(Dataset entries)
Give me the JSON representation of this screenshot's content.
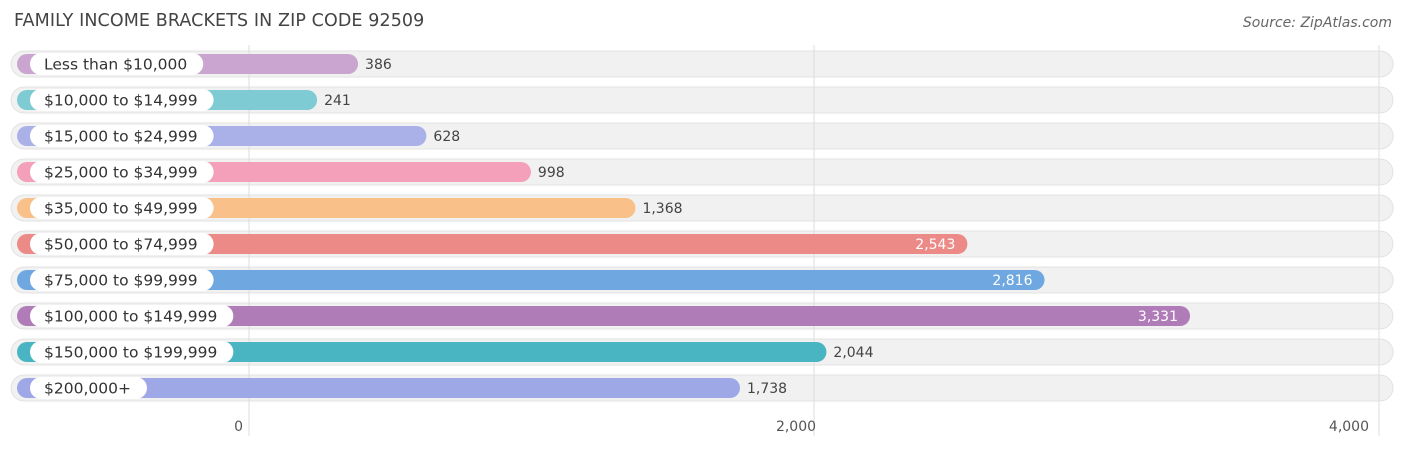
{
  "header": {
    "title": "FAMILY INCOME BRACKETS IN ZIP CODE 92509",
    "source": "Source: ZipAtlas.com"
  },
  "chart_data": {
    "type": "bar",
    "orientation": "horizontal",
    "title": "FAMILY INCOME BRACKETS IN ZIP CODE 92509",
    "xlabel": "",
    "ylabel": "",
    "xlim": [
      0,
      4000
    ],
    "xticks": [
      0,
      2000,
      4000
    ],
    "xtick_labels": [
      "0",
      "2,000",
      "4,000"
    ],
    "grid": true,
    "categories": [
      "Less than $10,000",
      "$10,000 to $14,999",
      "$15,000 to $24,999",
      "$25,000 to $34,999",
      "$35,000 to $49,999",
      "$50,000 to $74,999",
      "$75,000 to $99,999",
      "$100,000 to $149,999",
      "$150,000 to $199,999",
      "$200,000+"
    ],
    "values": [
      386,
      241,
      628,
      998,
      1368,
      2543,
      2816,
      3331,
      2044,
      1738
    ],
    "value_labels": [
      "386",
      "241",
      "628",
      "998",
      "1,368",
      "2,543",
      "2,816",
      "3,331",
      "2,044",
      "1,738"
    ],
    "colors": [
      "#c9a5cf",
      "#7ecbd3",
      "#aab1e8",
      "#f5a0bb",
      "#f9c08a",
      "#eb8a86",
      "#6fa8e0",
      "#b07cb8",
      "#4ab5c2",
      "#9ea8e6"
    ]
  }
}
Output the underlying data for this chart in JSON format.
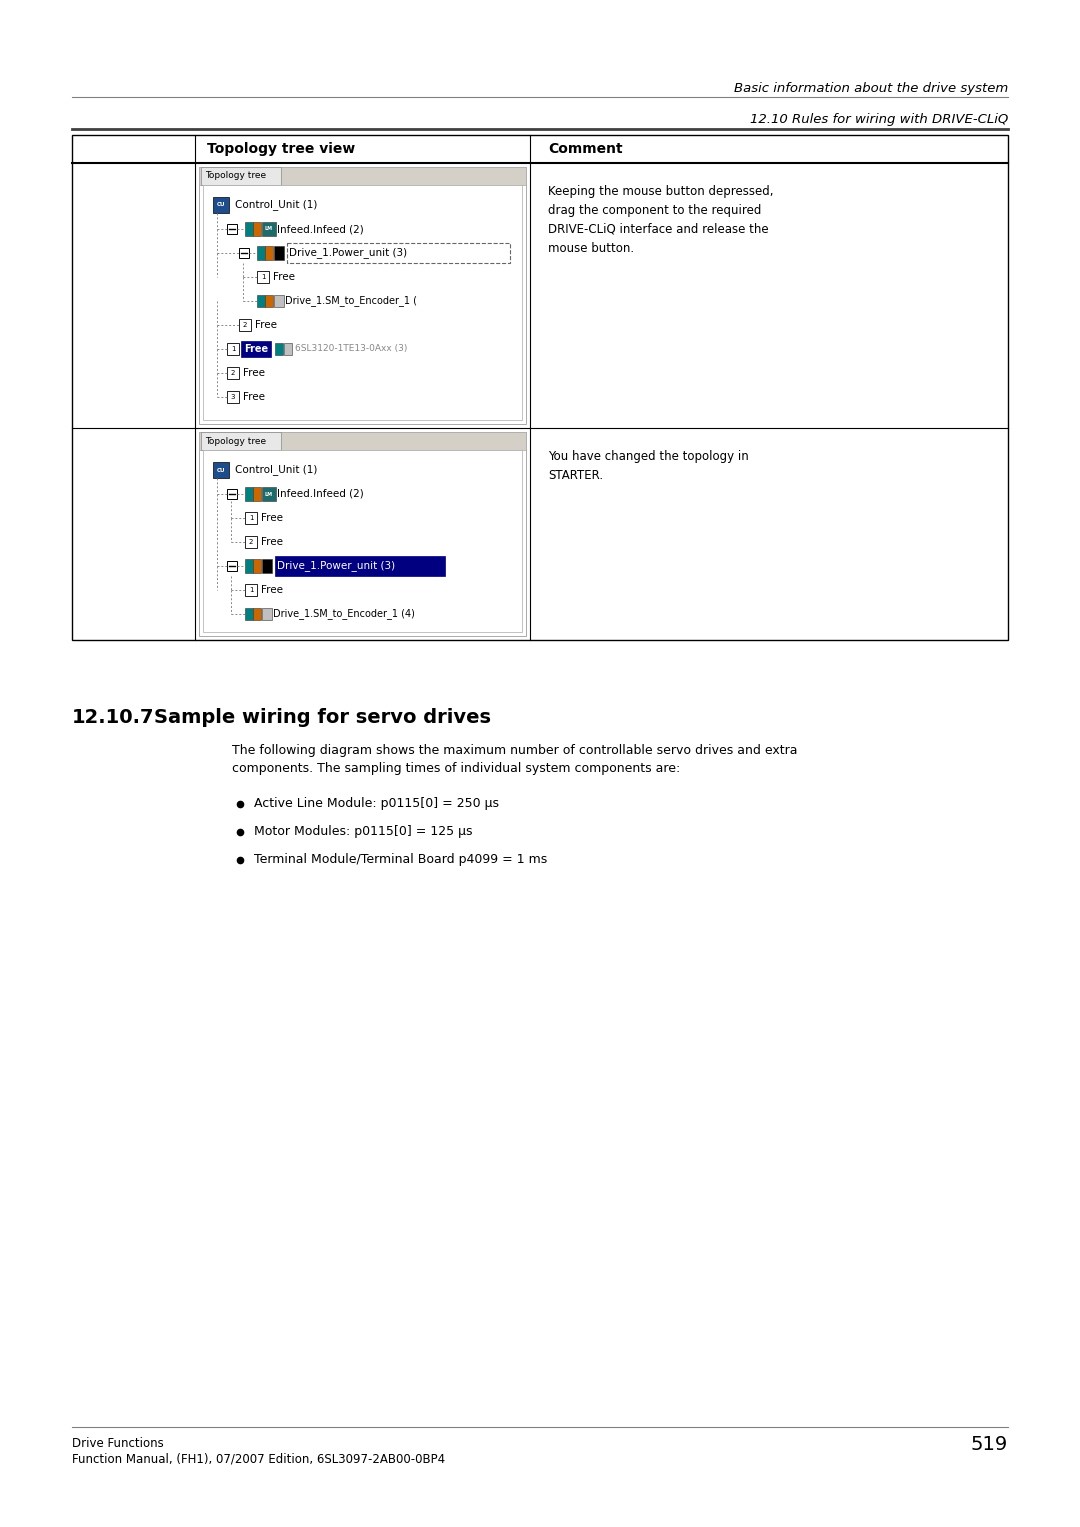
{
  "page_width": 10.8,
  "page_height": 15.27,
  "bg_color": "#ffffff",
  "header_line1": "Basic information about the drive system",
  "header_line2": "12.10 Rules for wiring with DRIVE-CLiQ",
  "section_number": "12.10.7",
  "section_title": "Sample wiring for servo drives",
  "body_text_line1": "The following diagram shows the maximum number of controllable servo drives and extra",
  "body_text_line2": "components. The sampling times of individual system components are:",
  "bullet_points": [
    "Active Line Module: p0115[0] = 250 µs",
    "Motor Modules: p0115[0] = 125 µs",
    "Terminal Module/Terminal Board p4099 = 1 ms"
  ],
  "table_col1_header": "Topology tree view",
  "table_col2_header": "Comment",
  "table_row1_comment_lines": [
    "Keeping the mouse button depressed,",
    "drag the component to the required",
    "DRIVE-CLiQ interface and release the",
    "mouse button."
  ],
  "table_row2_comment_lines": [
    "You have changed the topology in",
    "STARTER."
  ],
  "footer_line1": "Drive Functions",
  "footer_line2": "Function Manual, (FH1), 07/2007 Edition, 6SL3097-2AB00-0BP4",
  "footer_page": "519"
}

Exercise task -> Retype the records exactly. Any image in them should not appear in what you write.

Solution for this task ->
Give me the JSON representation of this screenshot's content.
{
  "header": {
    "title": "FAMILY INCOME BRACKETS IN ZIP CODE 92509",
    "source": "Source: ZipAtlas.com"
  },
  "chart_data": {
    "type": "bar",
    "orientation": "horizontal",
    "title": "FAMILY INCOME BRACKETS IN ZIP CODE 92509",
    "xlabel": "",
    "ylabel": "",
    "xlim": [
      0,
      4000
    ],
    "xticks": [
      0,
      2000,
      4000
    ],
    "xtick_labels": [
      "0",
      "2,000",
      "4,000"
    ],
    "grid": true,
    "categories": [
      "Less than $10,000",
      "$10,000 to $14,999",
      "$15,000 to $24,999",
      "$25,000 to $34,999",
      "$35,000 to $49,999",
      "$50,000 to $74,999",
      "$75,000 to $99,999",
      "$100,000 to $149,999",
      "$150,000 to $199,999",
      "$200,000+"
    ],
    "values": [
      386,
      241,
      628,
      998,
      1368,
      2543,
      2816,
      3331,
      2044,
      1738
    ],
    "value_labels": [
      "386",
      "241",
      "628",
      "998",
      "1,368",
      "2,543",
      "2,816",
      "3,331",
      "2,044",
      "1,738"
    ],
    "colors": [
      "#c9a5cf",
      "#7ecbd3",
      "#aab1e8",
      "#f5a0bb",
      "#f9c08a",
      "#eb8a86",
      "#6fa8e0",
      "#b07cb8",
      "#4ab5c2",
      "#9ea8e6"
    ]
  }
}
Output the underlying data for this chart in JSON format.
{
  "page_width": 10.8,
  "page_height": 15.27,
  "bg_color": "#ffffff",
  "header_line1": "Basic information about the drive system",
  "header_line2": "12.10 Rules for wiring with DRIVE-CLiQ",
  "section_number": "12.10.7",
  "section_title": "Sample wiring for servo drives",
  "body_text_line1": "The following diagram shows the maximum number of controllable servo drives and extra",
  "body_text_line2": "components. The sampling times of individual system components are:",
  "bullet_points": [
    "Active Line Module: p0115[0] = 250 µs",
    "Motor Modules: p0115[0] = 125 µs",
    "Terminal Module/Terminal Board p4099 = 1 ms"
  ],
  "table_col1_header": "Topology tree view",
  "table_col2_header": "Comment",
  "table_row1_comment_lines": [
    "Keeping the mouse button depressed,",
    "drag the component to the required",
    "DRIVE-CLiQ interface and release the",
    "mouse button."
  ],
  "table_row2_comment_lines": [
    "You have changed the topology in",
    "STARTER."
  ],
  "footer_line1": "Drive Functions",
  "footer_line2": "Function Manual, (FH1), 07/2007 Edition, 6SL3097-2AB00-0BP4",
  "footer_page": "519"
}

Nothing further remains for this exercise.